* _REQUIRED TASK_
Give back each entry unchanged, minus pictures.

* _ENTRIES SUPPLIED_
::::
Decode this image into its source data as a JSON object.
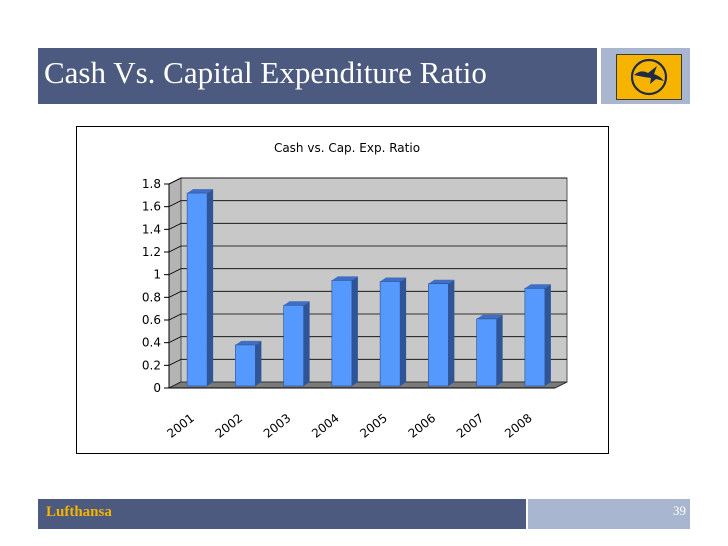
{
  "slide": {
    "title": "Cash Vs. Capital Expenditure Ratio",
    "footer_brand": "Lufthansa",
    "page_number": "39"
  },
  "logo": {
    "icon": "crane-logo-icon",
    "color": "#f6b400"
  },
  "colors": {
    "header": "#4b5a7e",
    "header_light": "#a8b6cf",
    "bar": "#5599ff",
    "bar_side": "#2f5597",
    "plot_bg": "#c8c8c8",
    "floor": "#7a7a7a"
  },
  "chart_data": {
    "type": "bar",
    "title": "Cash vs. Cap. Exp. Ratio",
    "categories": [
      "2001",
      "2002",
      "2003",
      "2004",
      "2005",
      "2006",
      "2007",
      "2008"
    ],
    "values": [
      1.72,
      0.38,
      0.73,
      0.95,
      0.94,
      0.92,
      0.61,
      0.88
    ],
    "yticks": [
      "0",
      "0.2",
      "0.4",
      "0.6",
      "0.8",
      "1",
      "1.2",
      "1.4",
      "1.6",
      "1.8"
    ],
    "ylim": [
      0,
      1.8
    ],
    "xlabel": "",
    "ylabel": "",
    "grid": true,
    "legend": false,
    "style": "3d-column"
  }
}
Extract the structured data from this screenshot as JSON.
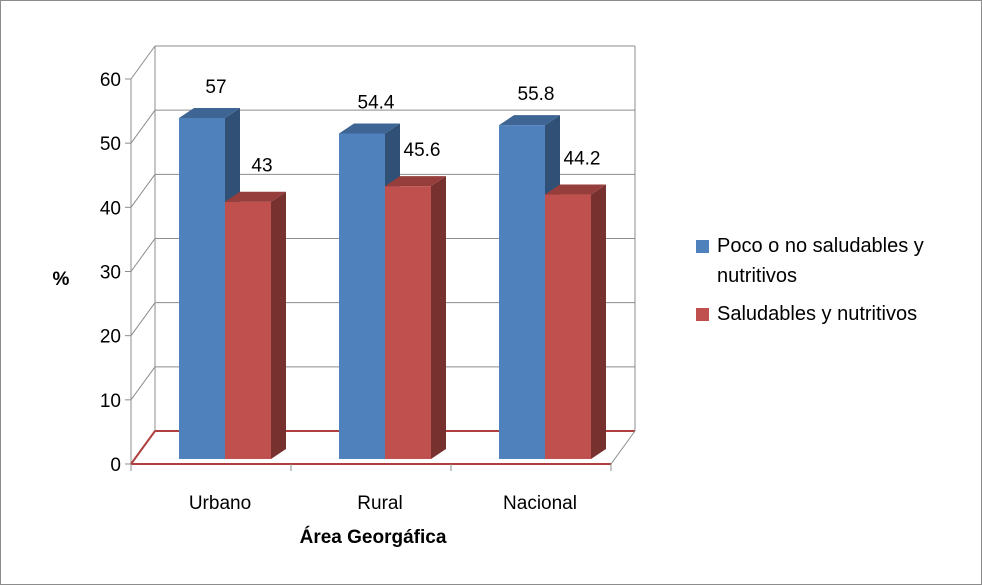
{
  "chart_data": {
    "type": "bar",
    "categories": [
      "Urbano",
      "Rural",
      "Nacional"
    ],
    "series": [
      {
        "name": "Poco o no saludables y nutritivos",
        "values": [
          57,
          54.4,
          55.8
        ],
        "color": "#4F81BD"
      },
      {
        "name": "Saludables y nutritivos",
        "values": [
          43,
          45.6,
          44.2
        ],
        "color": "#C0504D"
      }
    ],
    "data_labels": [
      [
        "57",
        "54.4",
        "55.8"
      ],
      [
        "43",
        "45.6",
        "44.2"
      ]
    ],
    "xlabel": "Área Georgáfica",
    "ylabel": "%",
    "ylim": [
      0,
      60
    ],
    "yticks": [
      "0",
      "10",
      "20",
      "30",
      "40",
      "50",
      "60"
    ],
    "grid": true,
    "legend_position": "right",
    "style_3d": true
  }
}
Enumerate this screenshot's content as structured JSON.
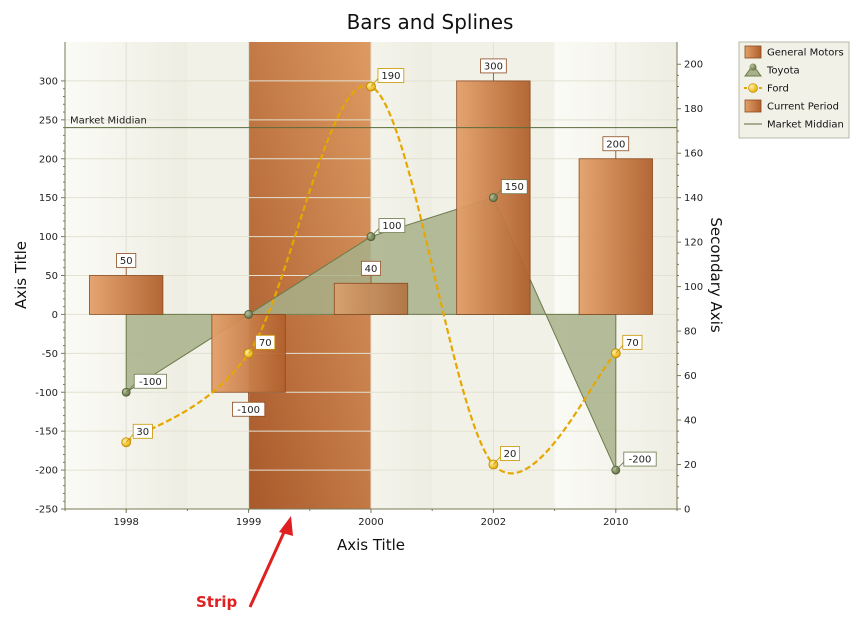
{
  "chart_data": {
    "type": "bar",
    "title": "Bars and Splines",
    "xlabel": "Axis Title",
    "ylabel": "Axis Title",
    "y2label": "Secondary Axis",
    "categories": [
      "1998",
      "1999",
      "2000",
      "2002",
      "2010"
    ],
    "ylim": [
      -250,
      350
    ],
    "y_ticks": [
      -250,
      -200,
      -150,
      -100,
      -50,
      0,
      50,
      100,
      150,
      200,
      250,
      300
    ],
    "y2lim": [
      0,
      210
    ],
    "y2_ticks": [
      0,
      20,
      40,
      60,
      80,
      100,
      120,
      140,
      160,
      180,
      200
    ],
    "grid": true,
    "legend_position": "top-right",
    "series": [
      {
        "name": "General Motors",
        "type": "bar",
        "axis": "primary",
        "values": [
          50,
          -100,
          40,
          300,
          200
        ],
        "labels": [
          "50",
          "-100",
          "40",
          "300",
          "200"
        ]
      },
      {
        "name": "Toyota",
        "type": "area",
        "axis": "primary",
        "values": [
          -100,
          0,
          100,
          150,
          -200
        ],
        "labels": [
          "-100",
          "",
          "100",
          "150",
          "-200"
        ]
      },
      {
        "name": "Ford",
        "type": "spline",
        "axis": "secondary",
        "values": [
          30,
          70,
          190,
          20,
          70
        ],
        "labels": [
          "30",
          "70",
          "190",
          "20",
          "70"
        ]
      }
    ],
    "strip": {
      "name": "Current Period",
      "from_category": "1999",
      "to_category": "2000"
    },
    "constant_line": {
      "name": "Market Middian",
      "value": 240,
      "label": "Market Middian"
    },
    "annotation": {
      "text": "Strip"
    },
    "colors": {
      "bar_light": "#e3a06a",
      "bar_dark": "#b0602c",
      "toyota": "#6b7a4b",
      "toyota_fill": "#a7b08a",
      "ford": "#e6a800",
      "plot_bg": "#f2f1e8",
      "constant_line": "#5a6b3a",
      "annotation": "#e02020"
    }
  }
}
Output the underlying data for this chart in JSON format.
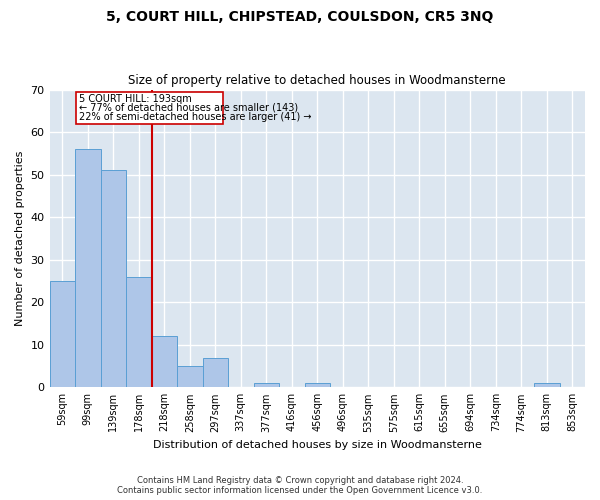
::::
* _THE OUTPUT_
Decode this image into its source data as a JSON object.
{
  "slide": {
    "title": "Cash Vs. Capital Expenditure Ratio",
    "footer_brand": "Lufthansa",
    "page_number": "39"
  },
  "logo": {
    "icon": "crane-logo-icon",
    "color": "#f6b400"
  },
  "colors": {
    "header": "#4b5a7e",
    "header_light": "#a8b6cf",
    "bar": "#5599ff",
    "bar_side": "#2f5597",
    "plot_bg": "#c8c8c8",
    "floor": "#7a7a7a"
  },
  "chart_data": {
    "type": "bar",
    "title": "Cash vs. Cap. Exp. Ratio",
    "categories": [
      "2001",
      "2002",
      "2003",
      "2004",
      "2005",
      "2006",
      "2007",
      "2008"
    ],
    "values": [
      1.72,
      0.38,
      0.73,
      0.95,
      0.94,
      0.92,
      0.61,
      0.88
    ],
    "yticks": [
      "0",
      "0.2",
      "0.4",
      "0.6",
      "0.8",
      "1",
      "1.2",
      "1.4",
      "1.6",
      "1.8"
    ],
    "ylim": [
      0,
      1.8
    ],
    "xlabel": "",
    "ylabel": "",
    "grid": true,
    "legend": false,
    "style": "3d-column"
  }
}
Extract the structured data from this screenshot as JSON.
{
  "chart_data": {
    "type": "bar",
    "categories": [
      "Urbano",
      "Rural",
      "Nacional"
    ],
    "series": [
      {
        "name": "Poco o no saludables y nutritivos",
        "values": [
          57,
          54.4,
          55.8
        ],
        "color": "#4F81BD"
      },
      {
        "name": "Saludables y nutritivos",
        "values": [
          43,
          45.6,
          44.2
        ],
        "color": "#C0504D"
      }
    ],
    "data_labels": [
      [
        "57",
        "54.4",
        "55.8"
      ],
      [
        "43",
        "45.6",
        "44.2"
      ]
    ],
    "xlabel": "Área Georgáfica",
    "ylabel": "%",
    "ylim": [
      0,
      60
    ],
    "yticks": [
      "0",
      "10",
      "20",
      "30",
      "40",
      "50",
      "60"
    ],
    "grid": true,
    "legend_position": "right",
    "style_3d": true
  }
}
Enumerate this screenshot's content as structured JSON.
{
  "chart_data": {
    "type": "bar",
    "title": "Bars and Splines",
    "xlabel": "Axis Title",
    "ylabel": "Axis Title",
    "y2label": "Secondary Axis",
    "categories": [
      "1998",
      "1999",
      "2000",
      "2002",
      "2010"
    ],
    "ylim": [
      -250,
      350
    ],
    "y_ticks": [
      -250,
      -200,
      -150,
      -100,
      -50,
      0,
      50,
      100,
      150,
      200,
      250,
      300
    ],
    "y2lim": [
      0,
      210
    ],
    "y2_ticks": [
      0,
      20,
      40,
      60,
      80,
      100,
      120,
      140,
      160,
      180,
      200
    ],
    "grid": true,
    "legend_position": "top-right",
    "series": [
      {
        "name": "General Motors",
        "type": "bar",
        "axis": "primary",
        "values": [
          50,
          -100,
          40,
          300,
          200
        ],
        "labels": [
          "50",
          "-100",
          "40",
          "300",
          "200"
        ]
      },
      {
        "name": "Toyota",
        "type": "area",
        "axis": "primary",
        "values": [
          -100,
          0,
          100,
          150,
          -200
        ],
        "labels": [
          "-100",
          "",
          "100",
          "150",
          "-200"
        ]
      },
      {
        "name": "Ford",
        "type": "spline",
        "axis": "secondary",
        "values": [
          30,
          70,
          190,
          20,
          70
        ],
        "labels": [
          "30",
          "70",
          "190",
          "20",
          "70"
        ]
      }
    ],
    "strip": {
      "name": "Current Period",
      "from_category": "1999",
      "to_category": "2000"
    },
    "constant_line": {
      "name": "Market Middian",
      "value": 240,
      "label": "Market Middian"
    },
    "annotation": {
      "text": "Strip"
    },
    "colors": {
      "bar_light": "#e3a06a",
      "bar_dark": "#b0602c",
      "toyota": "#6b7a4b",
      "toyota_fill": "#a7b08a",
      "ford": "#e6a800",
      "plot_bg": "#f2f1e8",
      "constant_line": "#5a6b3a",
      "annotation": "#e02020"
    }
  }
}
Output the underlying data for this chart in JSON format.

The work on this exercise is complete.